Excerpts from a figure dataset:
▬▬▬▬▬▬▬▬▬▬

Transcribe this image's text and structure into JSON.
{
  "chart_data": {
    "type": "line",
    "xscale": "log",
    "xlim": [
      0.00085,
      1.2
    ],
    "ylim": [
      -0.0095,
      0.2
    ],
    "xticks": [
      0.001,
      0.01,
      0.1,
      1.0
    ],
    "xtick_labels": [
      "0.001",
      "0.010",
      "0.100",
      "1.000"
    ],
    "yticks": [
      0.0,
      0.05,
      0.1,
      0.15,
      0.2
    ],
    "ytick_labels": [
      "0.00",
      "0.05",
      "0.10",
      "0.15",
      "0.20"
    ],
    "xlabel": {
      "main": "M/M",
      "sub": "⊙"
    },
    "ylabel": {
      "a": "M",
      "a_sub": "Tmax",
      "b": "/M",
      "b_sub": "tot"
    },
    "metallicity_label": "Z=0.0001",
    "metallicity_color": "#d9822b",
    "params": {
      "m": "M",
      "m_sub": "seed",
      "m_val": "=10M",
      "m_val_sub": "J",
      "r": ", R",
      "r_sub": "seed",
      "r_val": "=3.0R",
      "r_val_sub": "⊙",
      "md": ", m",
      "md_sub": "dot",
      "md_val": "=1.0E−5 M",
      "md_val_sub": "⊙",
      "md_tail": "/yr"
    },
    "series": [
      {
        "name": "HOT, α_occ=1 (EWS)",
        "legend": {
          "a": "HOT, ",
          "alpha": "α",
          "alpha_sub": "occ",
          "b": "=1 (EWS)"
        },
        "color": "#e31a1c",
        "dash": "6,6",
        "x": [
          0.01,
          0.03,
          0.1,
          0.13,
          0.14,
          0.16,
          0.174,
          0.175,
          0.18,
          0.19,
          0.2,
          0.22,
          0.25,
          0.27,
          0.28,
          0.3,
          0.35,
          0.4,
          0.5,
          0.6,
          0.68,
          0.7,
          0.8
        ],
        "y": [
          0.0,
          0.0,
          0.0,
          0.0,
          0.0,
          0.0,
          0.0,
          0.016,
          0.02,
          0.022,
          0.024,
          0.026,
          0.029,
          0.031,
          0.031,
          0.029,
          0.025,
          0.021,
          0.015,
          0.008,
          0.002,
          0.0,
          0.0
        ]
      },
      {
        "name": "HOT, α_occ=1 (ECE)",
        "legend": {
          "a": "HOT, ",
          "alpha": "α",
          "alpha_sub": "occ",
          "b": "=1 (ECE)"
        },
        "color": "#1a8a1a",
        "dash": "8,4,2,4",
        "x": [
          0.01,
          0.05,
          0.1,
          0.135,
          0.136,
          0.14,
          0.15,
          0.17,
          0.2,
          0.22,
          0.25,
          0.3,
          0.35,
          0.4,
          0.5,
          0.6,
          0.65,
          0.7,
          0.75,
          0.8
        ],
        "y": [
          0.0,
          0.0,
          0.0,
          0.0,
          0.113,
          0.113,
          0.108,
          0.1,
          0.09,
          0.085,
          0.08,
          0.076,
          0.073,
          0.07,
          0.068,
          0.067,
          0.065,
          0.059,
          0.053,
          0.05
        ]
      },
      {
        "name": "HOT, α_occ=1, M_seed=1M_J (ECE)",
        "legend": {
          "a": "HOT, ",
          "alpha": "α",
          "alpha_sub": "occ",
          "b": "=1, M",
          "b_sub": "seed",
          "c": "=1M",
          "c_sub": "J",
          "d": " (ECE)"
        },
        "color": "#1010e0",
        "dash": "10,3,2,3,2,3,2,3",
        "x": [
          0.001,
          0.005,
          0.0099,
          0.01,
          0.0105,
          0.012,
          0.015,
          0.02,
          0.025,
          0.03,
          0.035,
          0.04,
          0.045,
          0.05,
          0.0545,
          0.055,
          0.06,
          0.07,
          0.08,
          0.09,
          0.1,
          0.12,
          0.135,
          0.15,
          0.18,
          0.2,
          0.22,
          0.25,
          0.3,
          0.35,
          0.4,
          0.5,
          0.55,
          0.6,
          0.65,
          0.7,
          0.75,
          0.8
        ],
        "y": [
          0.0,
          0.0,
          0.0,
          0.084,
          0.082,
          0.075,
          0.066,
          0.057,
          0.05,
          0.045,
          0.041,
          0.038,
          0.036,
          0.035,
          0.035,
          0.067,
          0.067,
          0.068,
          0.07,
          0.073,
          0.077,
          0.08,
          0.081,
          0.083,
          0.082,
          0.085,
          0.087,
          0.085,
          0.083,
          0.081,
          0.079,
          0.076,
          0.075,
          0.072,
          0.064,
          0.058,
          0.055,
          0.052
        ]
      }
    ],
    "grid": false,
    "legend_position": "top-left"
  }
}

▬▬▬▬▬▬▬▬▬▬

To do. Would you reproduce all the entries exactly?

Response below.
Transcribe this image's text and structure into JSON.
{
  "chart_data": {
    "type": "line",
    "xscale": "log",
    "xlim": [
      0.00085,
      1.2
    ],
    "ylim": [
      -0.0095,
      0.2
    ],
    "xticks": [
      0.001,
      0.01,
      0.1,
      1.0
    ],
    "xtick_labels": [
      "0.001",
      "0.010",
      "0.100",
      "1.000"
    ],
    "yticks": [
      0.0,
      0.05,
      0.1,
      0.15,
      0.2
    ],
    "ytick_labels": [
      "0.00",
      "0.05",
      "0.10",
      "0.15",
      "0.20"
    ],
    "xlabel": {
      "main": "M/M",
      "sub": "⊙"
    },
    "ylabel": {
      "a": "M",
      "a_sub": "Tmax",
      "b": "/M",
      "b_sub": "tot"
    },
    "metallicity_label": "Z=0.0001",
    "metallicity_color": "#d9822b",
    "params": {
      "m": "M",
      "m_sub": "seed",
      "m_val": "=10M",
      "m_val_sub": "J",
      "r": ", R",
      "r_sub": "seed",
      "r_val": "=3.0R",
      "r_val_sub": "⊙",
      "md": ", m",
      "md_sub": "dot",
      "md_val": "=1.0E−5 M",
      "md_val_sub": "⊙",
      "md_tail": "/yr"
    },
    "series": [
      {
        "name": "HOT, α_occ=1 (EWS)",
        "legend": {
          "a": "HOT, ",
          "alpha": "α",
          "alpha_sub": "occ",
          "b": "=1 (EWS)"
        },
        "color": "#e31a1c",
        "dash": "6,6",
        "x": [
          0.01,
          0.03,
          0.1,
          0.13,
          0.14,
          0.16,
          0.174,
          0.175,
          0.18,
          0.19,
          0.2,
          0.22,
          0.25,
          0.27,
          0.28,
          0.3,
          0.35,
          0.4,
          0.5,
          0.6,
          0.68,
          0.7,
          0.8
        ],
        "y": [
          0.0,
          0.0,
          0.0,
          0.0,
          0.0,
          0.0,
          0.0,
          0.016,
          0.02,
          0.022,
          0.024,
          0.026,
          0.029,
          0.031,
          0.031,
          0.029,
          0.025,
          0.021,
          0.015,
          0.008,
          0.002,
          0.0,
          0.0
        ]
      },
      {
        "name": "HOT, α_occ=1 (ECE)",
        "legend": {
          "a": "HOT, ",
          "alpha": "α",
          "alpha_sub": "occ",
          "b": "=1 (ECE)"
        },
        "color": "#1a8a1a",
        "dash": "8,4,2,4",
        "x": [
          0.01,
          0.05,
          0.1,
          0.135,
          0.136,
          0.14,
          0.15,
          0.17,
          0.2,
          0.22,
          0.25,
          0.3,
          0.35,
          0.4,
          0.5,
          0.6,
          0.65,
          0.7,
          0.75,
          0.8
        ],
        "y": [
          0.0,
          0.0,
          0.0,
          0.0,
          0.113,
          0.113,
          0.108,
          0.1,
          0.09,
          0.085,
          0.08,
          0.076,
          0.073,
          0.07,
          0.068,
          0.067,
          0.065,
          0.059,
          0.053,
          0.05
        ]
      },
      {
        "name": "HOT, α_occ=1, M_seed=1M_J (ECE)",
        "legend": {
          "a": "HOT, ",
          "alpha": "α",
          "alpha_sub": "occ",
          "b": "=1, M",
          "b_sub": "seed",
          "c": "=1M",
          "c_sub": "J",
          "d": " (ECE)"
        },
        "color": "#1010e0",
        "dash": "10,3,2,3,2,3,2,3",
        "x": [
          0.001,
          0.005,
          0.0099,
          0.01,
          0.0105,
          0.012,
          0.015,
          0.02,
          0.025,
          0.03,
          0.035,
          0.04,
          0.045,
          0.05,
          0.0545,
          0.055,
          0.06,
          0.07,
          0.08,
          0.09,
          0.1,
          0.12,
          0.135,
          0.15,
          0.18,
          0.2,
          0.22,
          0.25,
          0.3,
          0.35,
          0.4,
          0.5,
          0.55,
          0.6,
          0.65,
          0.7,
          0.75,
          0.8
        ],
        "y": [
          0.0,
          0.0,
          0.0,
          0.084,
          0.082,
          0.075,
          0.066,
          0.057,
          0.05,
          0.045,
          0.041,
          0.038,
          0.036,
          0.035,
          0.035,
          0.067,
          0.067,
          0.068,
          0.07,
          0.073,
          0.077,
          0.08,
          0.081,
          0.083,
          0.082,
          0.085,
          0.087,
          0.085,
          0.083,
          0.081,
          0.079,
          0.076,
          0.075,
          0.072,
          0.064,
          0.058,
          0.055,
          0.052
        ]
      }
    ],
    "grid": false,
    "legend_position": "top-left"
  }
}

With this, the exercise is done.